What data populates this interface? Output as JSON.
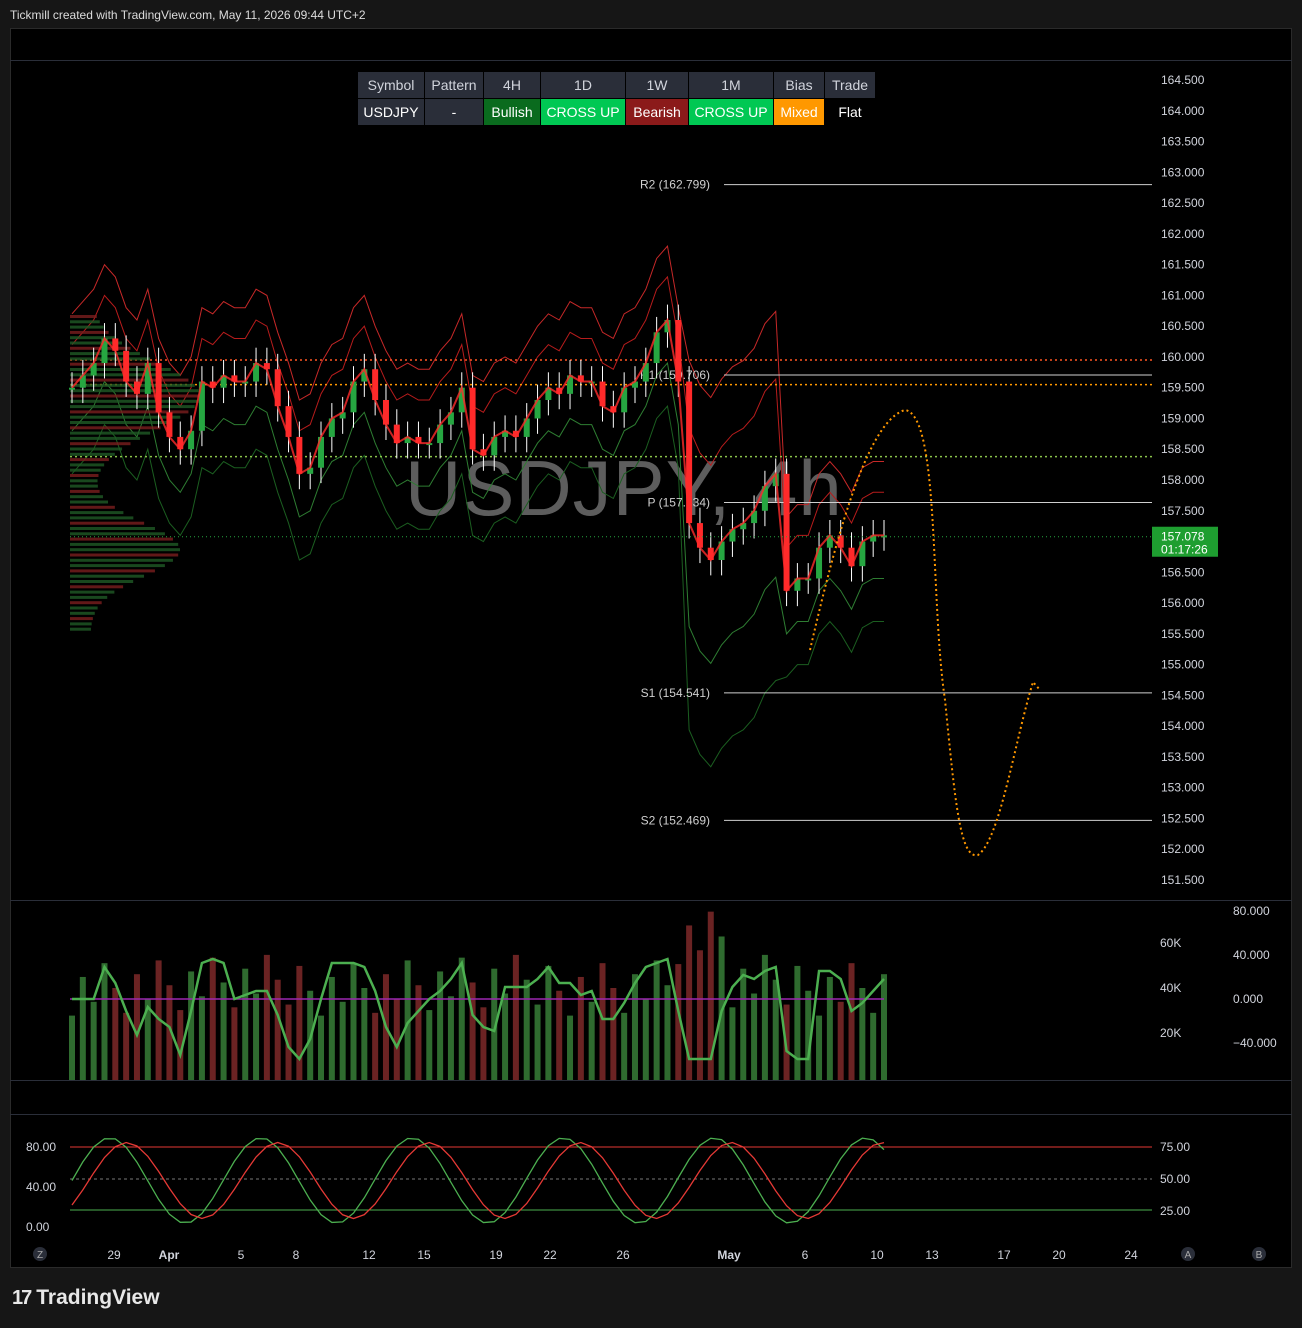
{
  "header": "Tickmill created with TradingView.com, May 11, 2026 09:44 UTC+2",
  "watermark": "USDJPY, 4h",
  "brand": "TradingView",
  "table": {
    "headers": [
      "Symbol",
      "Pattern",
      "4H",
      "1D",
      "1W",
      "1M",
      "Bias",
      "Trade"
    ],
    "values": [
      "USDJPY",
      "-",
      "Bullish",
      "CROSS UP",
      "Bearish",
      "CROSS UP",
      "Mixed",
      "Flat"
    ],
    "value_colors": [
      "#2a2e39",
      "#2a2e39",
      "#0a6b1e",
      "#00c853",
      "#8b1a1a",
      "#00c853",
      "#ff9800",
      "#000000"
    ]
  },
  "price_axis": {
    "ticks": [
      "164.500",
      "164.000",
      "163.500",
      "163.000",
      "162.500",
      "162.000",
      "161.500",
      "161.000",
      "160.500",
      "160.000",
      "159.500",
      "159.000",
      "158.500",
      "158.000",
      "157.500",
      "157.000",
      "156.500",
      "156.000",
      "155.500",
      "155.000",
      "154.500",
      "154.000",
      "153.500",
      "153.000",
      "152.500",
      "152.000",
      "151.500"
    ],
    "last_price": "157.078",
    "countdown": "01:17:26"
  },
  "pivots": [
    {
      "label": "R2 (162.799)",
      "value": 162.799
    },
    {
      "label": "R1 (159.706)",
      "value": 159.706
    },
    {
      "label": "P (157.634)",
      "value": 157.634
    },
    {
      "label": "S1 (154.541)",
      "value": 154.541
    },
    {
      "label": "S2 (152.469)",
      "value": 152.469
    }
  ],
  "time_axis": [
    "29",
    "Apr",
    "5",
    "8",
    "12",
    "15",
    "19",
    "22",
    "26",
    "May",
    "6",
    "10",
    "13",
    "17",
    "20",
    "24"
  ],
  "axis_buttons": [
    "Z",
    "A",
    "B"
  ],
  "volume_axis": [
    "60K",
    "40K",
    "20K"
  ],
  "osc_axis": [
    "80.000",
    "40.000",
    "0.000",
    "−40.000"
  ],
  "stoch_left_axis": [
    "80.00",
    "40.00",
    "0.00"
  ],
  "stoch_right_axis": [
    "75.00",
    "50.00",
    "25.00"
  ],
  "colors": {
    "bull": "#26a641",
    "bear": "#ff2a2a",
    "accent": "#ff9800",
    "level_red": "#ff5722",
    "level_green": "#8bc34a"
  },
  "chart_data": {
    "type": "candlestick",
    "title": "USDJPY, 4h",
    "ylim": [
      151.2,
      164.7
    ],
    "close_series": [
      159.5,
      159.7,
      159.9,
      160.3,
      160.1,
      159.6,
      159.4,
      159.9,
      159.1,
      158.7,
      158.5,
      158.8,
      159.6,
      159.5,
      159.7,
      159.6,
      159.6,
      159.9,
      159.8,
      159.2,
      158.7,
      158.1,
      158.2,
      158.7,
      159.0,
      159.1,
      159.6,
      159.8,
      159.3,
      158.9,
      158.6,
      158.7,
      158.6,
      158.6,
      158.9,
      159.1,
      159.5,
      158.5,
      158.4,
      158.7,
      158.8,
      158.7,
      159.0,
      159.3,
      159.5,
      159.4,
      159.7,
      159.6,
      159.6,
      159.2,
      159.1,
      159.5,
      159.6,
      159.9,
      160.4,
      160.6,
      159.6,
      157.3,
      156.9,
      156.7,
      157.0,
      157.2,
      157.3,
      157.5,
      157.9,
      158.1,
      156.2,
      156.4,
      156.4,
      156.9,
      157.1,
      156.9,
      156.6,
      157.0,
      157.1,
      157.1
    ],
    "current_price": 157.078,
    "level_lines": [
      159.95,
      159.55,
      158.38
    ],
    "projection": "dotted path up to ~159.1 then down to ~151.9 then up to ~154.7"
  }
}
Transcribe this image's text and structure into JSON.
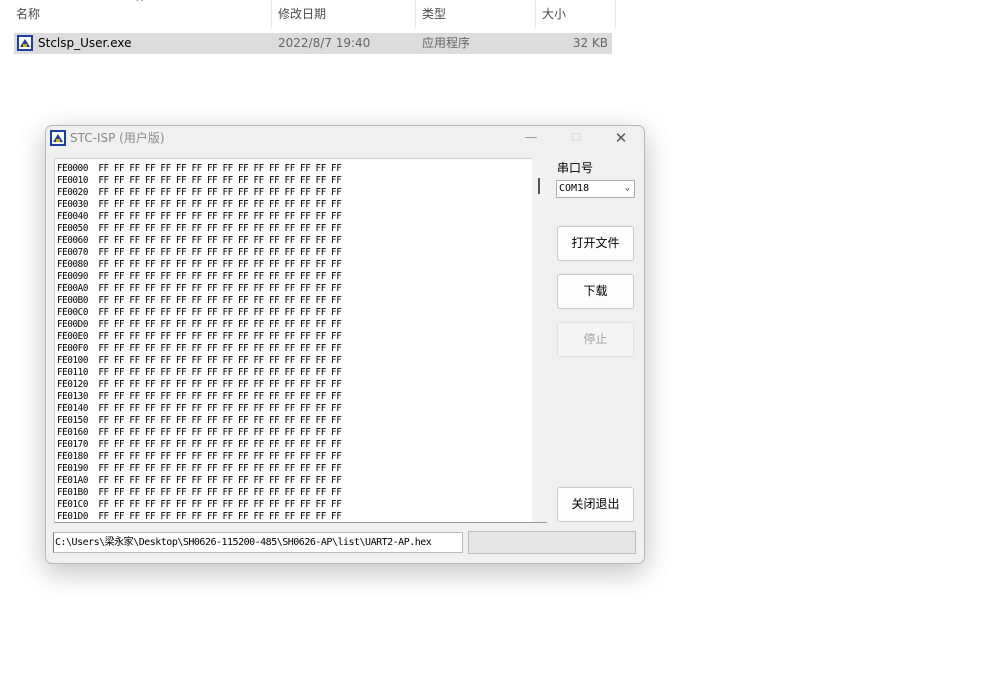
{
  "explorer": {
    "columns": [
      "名称",
      "修改日期",
      "类型",
      "大小"
    ],
    "sort_indicator": "^",
    "file": {
      "name": "Stclsp_User.exe",
      "modified": "2022/8/7 19:40",
      "type": "应用程序",
      "size": "32 KB"
    }
  },
  "window": {
    "title": "STC-ISP (用户版)",
    "controls": {
      "minimize": "—",
      "maximize": "☐",
      "close": "✕"
    },
    "hex_rows": [
      {
        "addr": "FE0000",
        "bytes": "FF FF FF FF FF FF FF FF FF FF FF FF FF FF FF FF"
      },
      {
        "addr": "FE0010",
        "bytes": "FF FF FF FF FF FF FF FF FF FF FF FF FF FF FF FF"
      },
      {
        "addr": "FE0020",
        "bytes": "FF FF FF FF FF FF FF FF FF FF FF FF FF FF FF FF"
      },
      {
        "addr": "FE0030",
        "bytes": "FF FF FF FF FF FF FF FF FF FF FF FF FF FF FF FF"
      },
      {
        "addr": "FE0040",
        "bytes": "FF FF FF FF FF FF FF FF FF FF FF FF FF FF FF FF"
      },
      {
        "addr": "FE0050",
        "bytes": "FF FF FF FF FF FF FF FF FF FF FF FF FF FF FF FF"
      },
      {
        "addr": "FE0060",
        "bytes": "FF FF FF FF FF FF FF FF FF FF FF FF FF FF FF FF"
      },
      {
        "addr": "FE0070",
        "bytes": "FF FF FF FF FF FF FF FF FF FF FF FF FF FF FF FF"
      },
      {
        "addr": "FE0080",
        "bytes": "FF FF FF FF FF FF FF FF FF FF FF FF FF FF FF FF"
      },
      {
        "addr": "FE0090",
        "bytes": "FF FF FF FF FF FF FF FF FF FF FF FF FF FF FF FF"
      },
      {
        "addr": "FE00A0",
        "bytes": "FF FF FF FF FF FF FF FF FF FF FF FF FF FF FF FF"
      },
      {
        "addr": "FE00B0",
        "bytes": "FF FF FF FF FF FF FF FF FF FF FF FF FF FF FF FF"
      },
      {
        "addr": "FE00C0",
        "bytes": "FF FF FF FF FF FF FF FF FF FF FF FF FF FF FF FF"
      },
      {
        "addr": "FE00D0",
        "bytes": "FF FF FF FF FF FF FF FF FF FF FF FF FF FF FF FF"
      },
      {
        "addr": "FE00E0",
        "bytes": "FF FF FF FF FF FF FF FF FF FF FF FF FF FF FF FF"
      },
      {
        "addr": "FE00F0",
        "bytes": "FF FF FF FF FF FF FF FF FF FF FF FF FF FF FF FF"
      },
      {
        "addr": "FE0100",
        "bytes": "FF FF FF FF FF FF FF FF FF FF FF FF FF FF FF FF"
      },
      {
        "addr": "FE0110",
        "bytes": "FF FF FF FF FF FF FF FF FF FF FF FF FF FF FF FF"
      },
      {
        "addr": "FE0120",
        "bytes": "FF FF FF FF FF FF FF FF FF FF FF FF FF FF FF FF"
      },
      {
        "addr": "FE0130",
        "bytes": "FF FF FF FF FF FF FF FF FF FF FF FF FF FF FF FF"
      },
      {
        "addr": "FE0140",
        "bytes": "FF FF FF FF FF FF FF FF FF FF FF FF FF FF FF FF"
      },
      {
        "addr": "FE0150",
        "bytes": "FF FF FF FF FF FF FF FF FF FF FF FF FF FF FF FF"
      },
      {
        "addr": "FE0160",
        "bytes": "FF FF FF FF FF FF FF FF FF FF FF FF FF FF FF FF"
      },
      {
        "addr": "FE0170",
        "bytes": "FF FF FF FF FF FF FF FF FF FF FF FF FF FF FF FF"
      },
      {
        "addr": "FE0180",
        "bytes": "FF FF FF FF FF FF FF FF FF FF FF FF FF FF FF FF"
      },
      {
        "addr": "FE0190",
        "bytes": "FF FF FF FF FF FF FF FF FF FF FF FF FF FF FF FF"
      },
      {
        "addr": "FE01A0",
        "bytes": "FF FF FF FF FF FF FF FF FF FF FF FF FF FF FF FF"
      },
      {
        "addr": "FE01B0",
        "bytes": "FF FF FF FF FF FF FF FF FF FF FF FF FF FF FF FF"
      },
      {
        "addr": "FE01C0",
        "bytes": "FF FF FF FF FF FF FF FF FF FF FF FF FF FF FF FF"
      },
      {
        "addr": "FE01D0",
        "bytes": "FF FF FF FF FF FF FF FF FF FF FF FF FF FF FF FF"
      }
    ],
    "port_label": "串口号",
    "port_value": "COM18",
    "buttons": {
      "open": "打开文件",
      "download": "下载",
      "stop": "停止",
      "exit": "关闭退出"
    },
    "file_path": "C:\\Users\\梁永家\\Desktop\\SH0626-115200-485\\SH0626-AP\\list\\UART2-AP.hex",
    "progress": 0
  },
  "colors": {
    "selection": "#dcdcdc",
    "window_bg": "#f0f0f0",
    "progress_fill": "#06b025"
  },
  "icons": [
    "stc-isp-app-icon",
    "chevron-down-icon",
    "minimize-icon",
    "maximize-icon",
    "close-icon"
  ]
}
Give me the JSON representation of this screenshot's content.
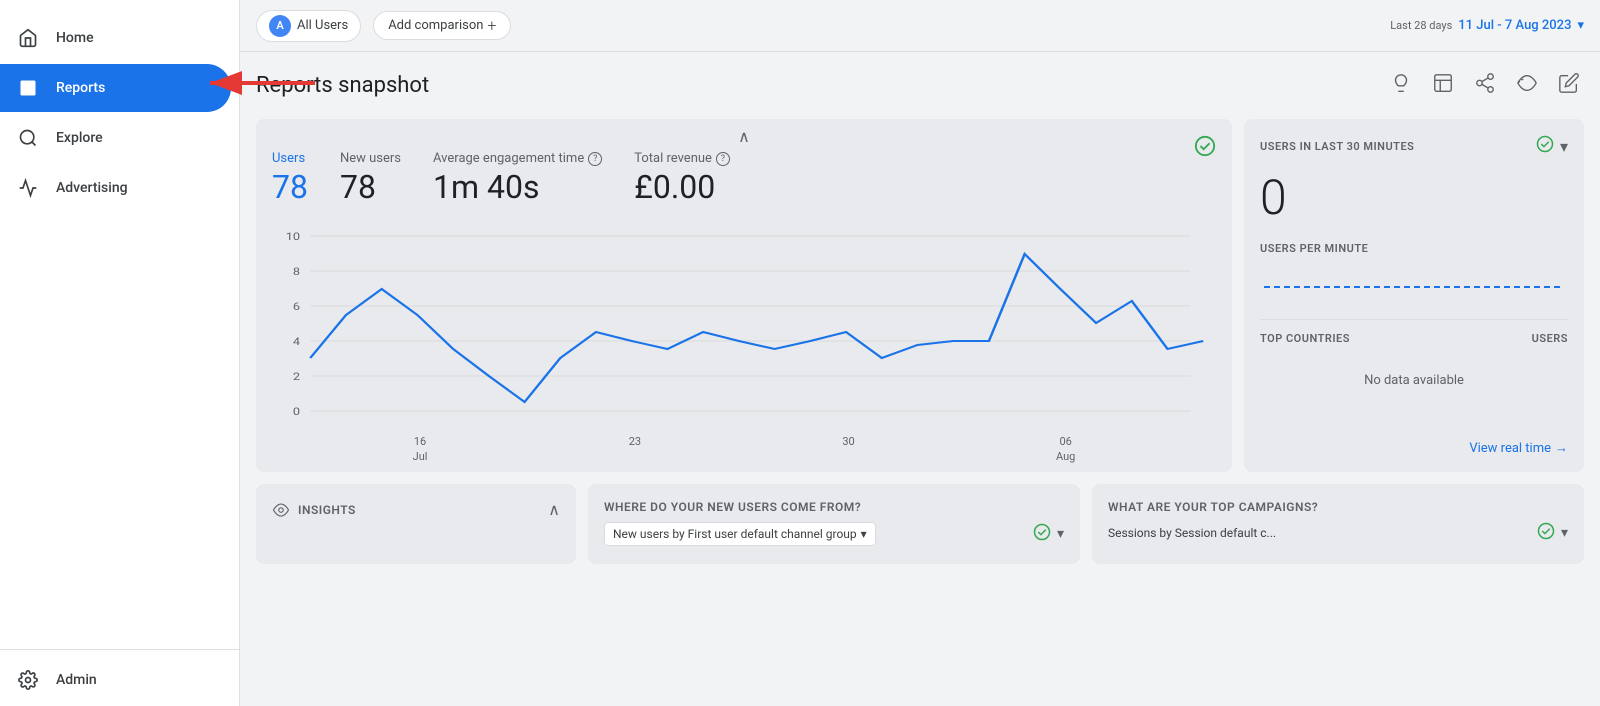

The problem
Looking at the records above, report how many lines contain the word "USDJPY". Answer with the number only.

Worked answer
3